━━━━━ Data for this task

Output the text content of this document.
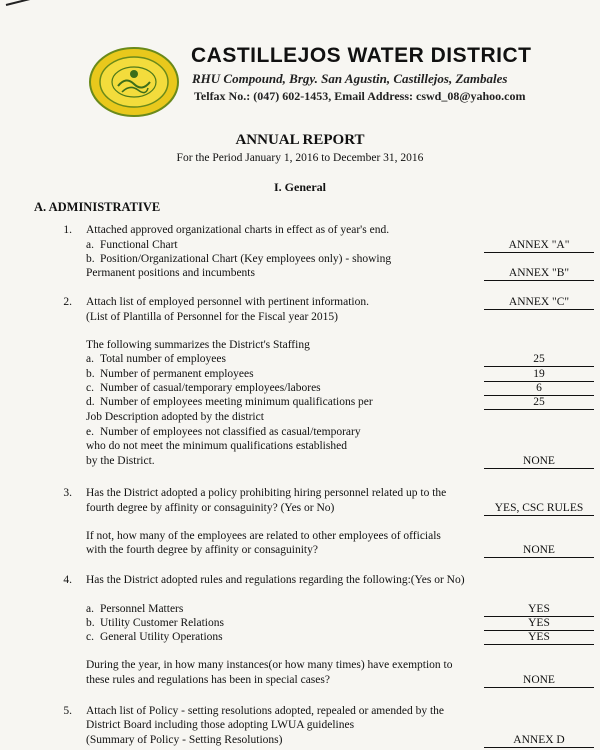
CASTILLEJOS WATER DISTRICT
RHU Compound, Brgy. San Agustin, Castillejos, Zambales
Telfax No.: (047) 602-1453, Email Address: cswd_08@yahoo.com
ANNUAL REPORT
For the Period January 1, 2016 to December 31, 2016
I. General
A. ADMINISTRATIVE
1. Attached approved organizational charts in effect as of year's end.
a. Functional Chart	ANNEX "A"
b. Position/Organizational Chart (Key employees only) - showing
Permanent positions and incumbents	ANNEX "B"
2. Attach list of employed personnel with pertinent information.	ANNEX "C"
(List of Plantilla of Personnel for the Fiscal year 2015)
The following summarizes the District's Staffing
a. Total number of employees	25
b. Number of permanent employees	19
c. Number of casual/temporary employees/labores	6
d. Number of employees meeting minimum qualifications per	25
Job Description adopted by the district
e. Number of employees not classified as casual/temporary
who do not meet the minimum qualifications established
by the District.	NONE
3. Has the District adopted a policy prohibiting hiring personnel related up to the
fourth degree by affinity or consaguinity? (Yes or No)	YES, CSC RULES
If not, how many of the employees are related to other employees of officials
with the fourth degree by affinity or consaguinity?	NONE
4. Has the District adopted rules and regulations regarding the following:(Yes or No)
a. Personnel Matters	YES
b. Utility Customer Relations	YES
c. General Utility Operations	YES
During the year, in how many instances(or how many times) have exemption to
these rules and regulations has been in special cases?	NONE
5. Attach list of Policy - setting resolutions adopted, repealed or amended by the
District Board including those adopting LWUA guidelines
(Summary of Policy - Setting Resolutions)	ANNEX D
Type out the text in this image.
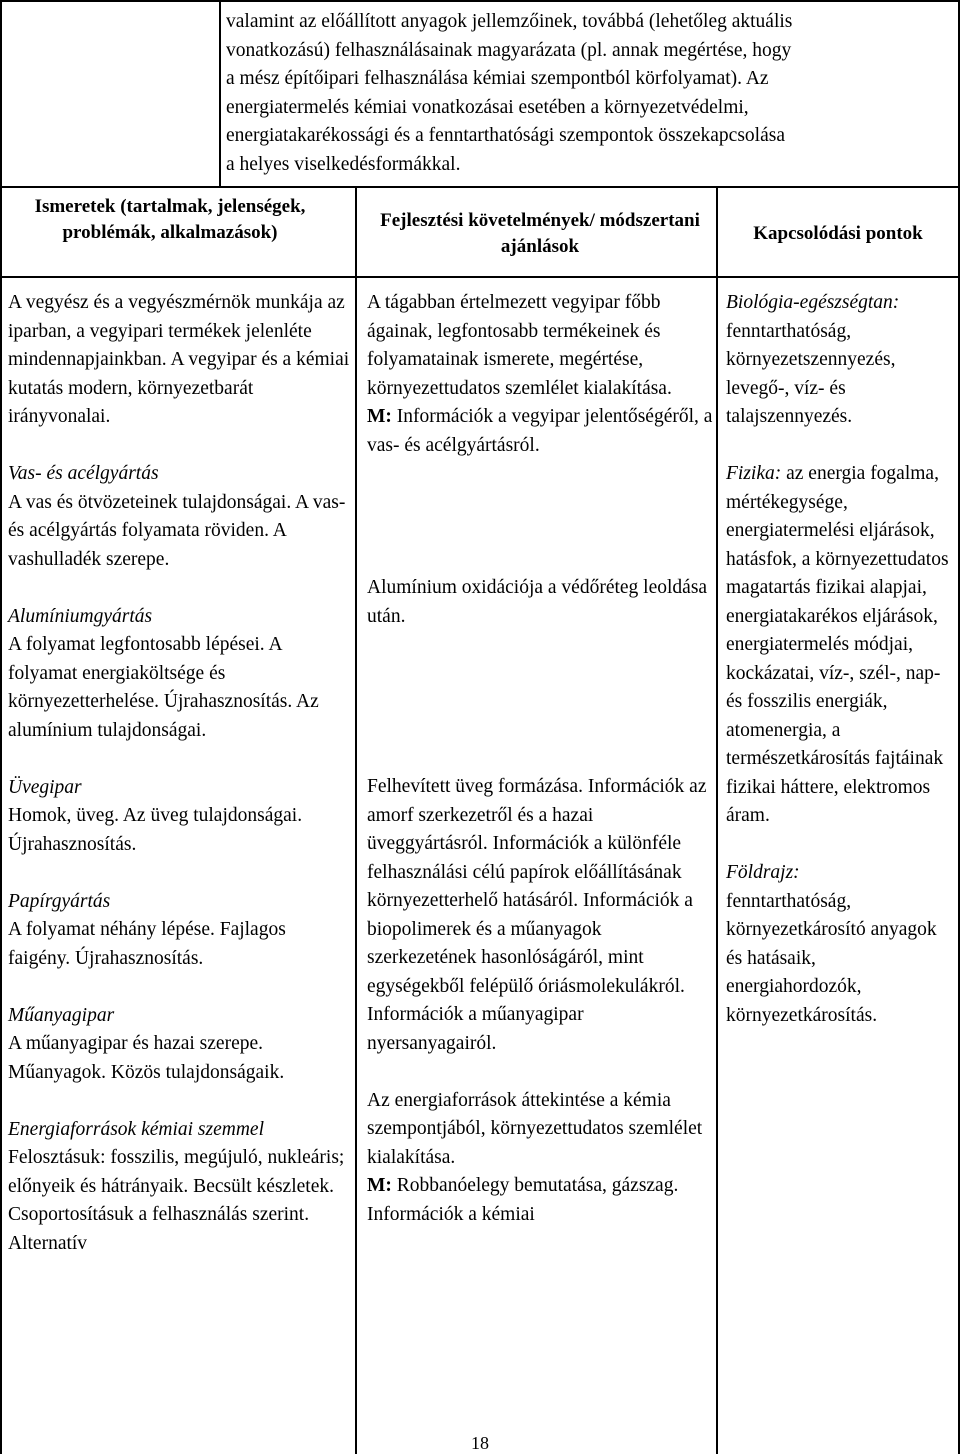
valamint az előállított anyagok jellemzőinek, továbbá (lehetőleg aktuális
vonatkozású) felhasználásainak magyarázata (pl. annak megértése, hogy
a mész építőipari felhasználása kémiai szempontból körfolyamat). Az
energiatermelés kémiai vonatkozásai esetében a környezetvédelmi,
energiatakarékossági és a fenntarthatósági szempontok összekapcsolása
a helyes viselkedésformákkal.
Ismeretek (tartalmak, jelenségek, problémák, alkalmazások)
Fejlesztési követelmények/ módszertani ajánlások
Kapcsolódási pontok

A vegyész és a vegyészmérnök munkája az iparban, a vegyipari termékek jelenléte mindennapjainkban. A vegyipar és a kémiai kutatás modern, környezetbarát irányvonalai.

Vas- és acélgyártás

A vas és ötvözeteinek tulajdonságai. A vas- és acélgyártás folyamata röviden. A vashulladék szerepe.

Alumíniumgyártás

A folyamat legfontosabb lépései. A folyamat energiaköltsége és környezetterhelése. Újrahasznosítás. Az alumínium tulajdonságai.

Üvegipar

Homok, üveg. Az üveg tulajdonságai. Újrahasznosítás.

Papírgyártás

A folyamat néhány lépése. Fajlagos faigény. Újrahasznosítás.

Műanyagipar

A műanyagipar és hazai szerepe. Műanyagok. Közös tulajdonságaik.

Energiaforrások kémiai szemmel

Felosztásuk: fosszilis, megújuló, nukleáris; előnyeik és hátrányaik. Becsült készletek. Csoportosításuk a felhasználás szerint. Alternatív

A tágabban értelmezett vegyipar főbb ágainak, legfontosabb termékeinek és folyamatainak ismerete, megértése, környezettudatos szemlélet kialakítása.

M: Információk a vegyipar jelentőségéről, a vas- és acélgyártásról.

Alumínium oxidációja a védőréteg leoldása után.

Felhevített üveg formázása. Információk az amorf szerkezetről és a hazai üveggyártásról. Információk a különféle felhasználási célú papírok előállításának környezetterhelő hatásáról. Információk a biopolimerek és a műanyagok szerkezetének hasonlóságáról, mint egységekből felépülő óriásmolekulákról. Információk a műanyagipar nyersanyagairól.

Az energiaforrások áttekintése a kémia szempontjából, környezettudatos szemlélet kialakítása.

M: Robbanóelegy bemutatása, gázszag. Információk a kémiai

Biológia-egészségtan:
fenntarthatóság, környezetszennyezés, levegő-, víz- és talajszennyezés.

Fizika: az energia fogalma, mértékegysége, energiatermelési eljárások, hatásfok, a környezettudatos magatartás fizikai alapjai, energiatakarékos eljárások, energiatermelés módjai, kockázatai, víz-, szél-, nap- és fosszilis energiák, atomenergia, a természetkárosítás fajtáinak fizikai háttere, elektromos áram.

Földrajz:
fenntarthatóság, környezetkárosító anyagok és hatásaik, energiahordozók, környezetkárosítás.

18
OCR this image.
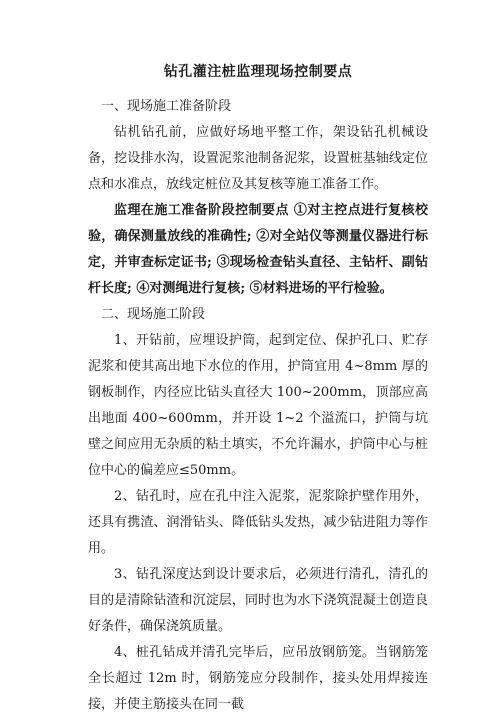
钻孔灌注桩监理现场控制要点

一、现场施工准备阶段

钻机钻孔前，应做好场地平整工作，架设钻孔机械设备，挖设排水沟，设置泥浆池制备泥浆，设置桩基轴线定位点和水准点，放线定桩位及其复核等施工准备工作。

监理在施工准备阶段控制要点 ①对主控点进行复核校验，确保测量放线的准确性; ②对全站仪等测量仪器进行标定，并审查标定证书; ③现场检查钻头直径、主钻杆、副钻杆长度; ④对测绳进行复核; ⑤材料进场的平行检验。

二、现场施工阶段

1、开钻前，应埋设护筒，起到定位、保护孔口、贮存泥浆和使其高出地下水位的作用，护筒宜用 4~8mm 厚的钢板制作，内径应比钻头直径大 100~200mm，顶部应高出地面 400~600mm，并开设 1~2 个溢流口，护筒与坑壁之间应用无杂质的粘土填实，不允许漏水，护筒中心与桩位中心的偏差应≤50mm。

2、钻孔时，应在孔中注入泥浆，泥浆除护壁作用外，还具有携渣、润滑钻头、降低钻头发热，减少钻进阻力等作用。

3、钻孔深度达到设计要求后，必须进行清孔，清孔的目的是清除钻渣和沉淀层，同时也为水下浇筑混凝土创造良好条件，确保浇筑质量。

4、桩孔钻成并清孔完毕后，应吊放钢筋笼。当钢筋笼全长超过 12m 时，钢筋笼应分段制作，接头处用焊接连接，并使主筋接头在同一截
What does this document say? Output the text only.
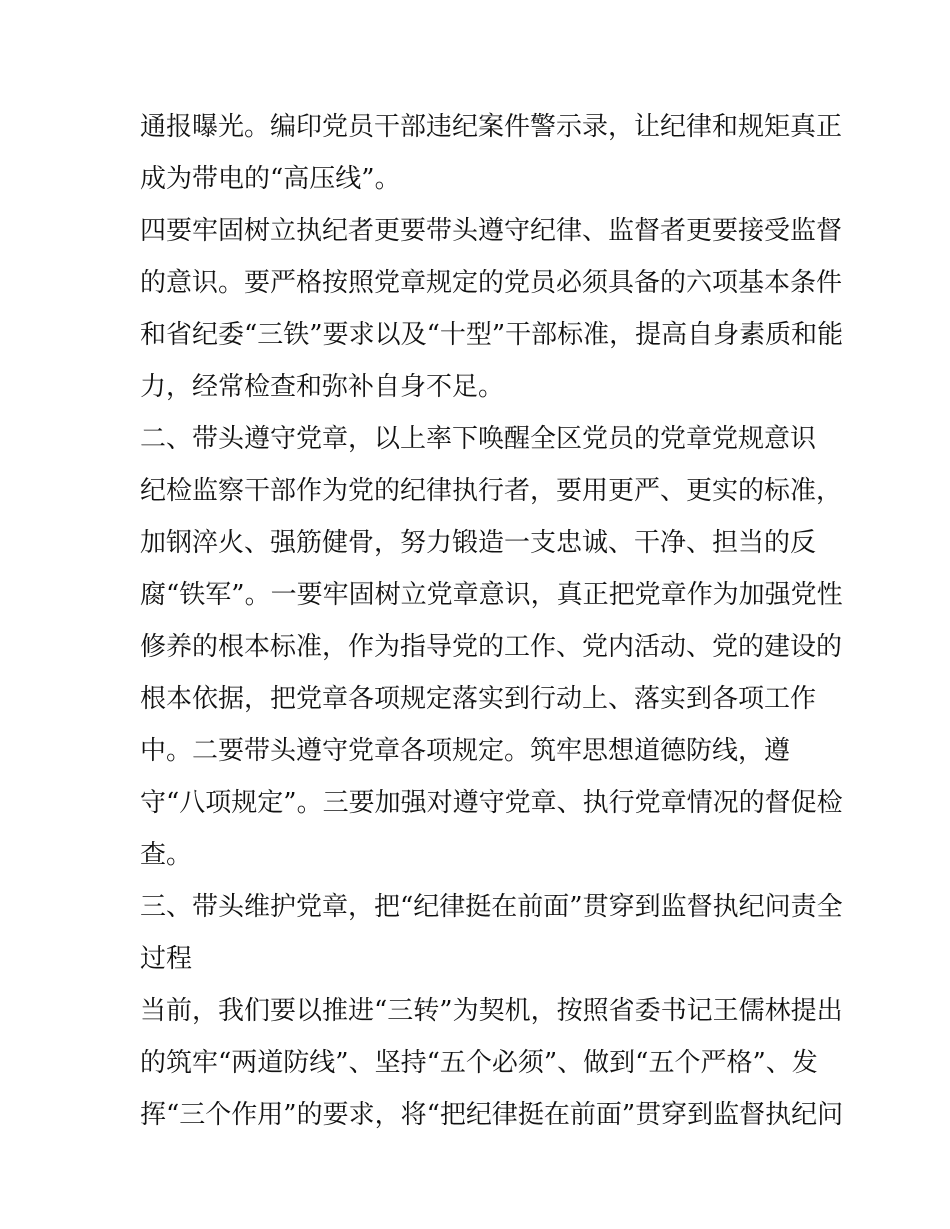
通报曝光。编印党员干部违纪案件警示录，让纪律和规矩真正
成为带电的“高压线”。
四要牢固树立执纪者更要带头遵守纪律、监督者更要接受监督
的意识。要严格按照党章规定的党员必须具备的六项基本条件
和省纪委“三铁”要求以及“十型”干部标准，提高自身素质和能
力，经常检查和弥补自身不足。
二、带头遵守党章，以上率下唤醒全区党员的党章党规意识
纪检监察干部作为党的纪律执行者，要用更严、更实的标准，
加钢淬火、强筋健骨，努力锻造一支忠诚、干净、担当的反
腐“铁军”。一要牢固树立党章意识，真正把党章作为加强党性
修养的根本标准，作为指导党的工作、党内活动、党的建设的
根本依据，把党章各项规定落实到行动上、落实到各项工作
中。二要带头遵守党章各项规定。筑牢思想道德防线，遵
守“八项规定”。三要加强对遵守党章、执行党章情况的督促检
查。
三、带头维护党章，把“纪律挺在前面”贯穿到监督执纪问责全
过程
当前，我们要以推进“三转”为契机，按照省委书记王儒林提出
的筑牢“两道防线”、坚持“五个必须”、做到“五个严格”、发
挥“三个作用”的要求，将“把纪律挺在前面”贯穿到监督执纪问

━━━━━━━━━━

→ Problem to solve
Show all lines from the records above where the word "szerepe" occurs.

→ Task response
A vas és ötvözeteinek tulajdonságai. A vas- és acélgyártás folyamata röviden. A vashulladék szerepe.
A műanyagipar és hazai szerepe. Műanyagok. Közös tulajdonságaik.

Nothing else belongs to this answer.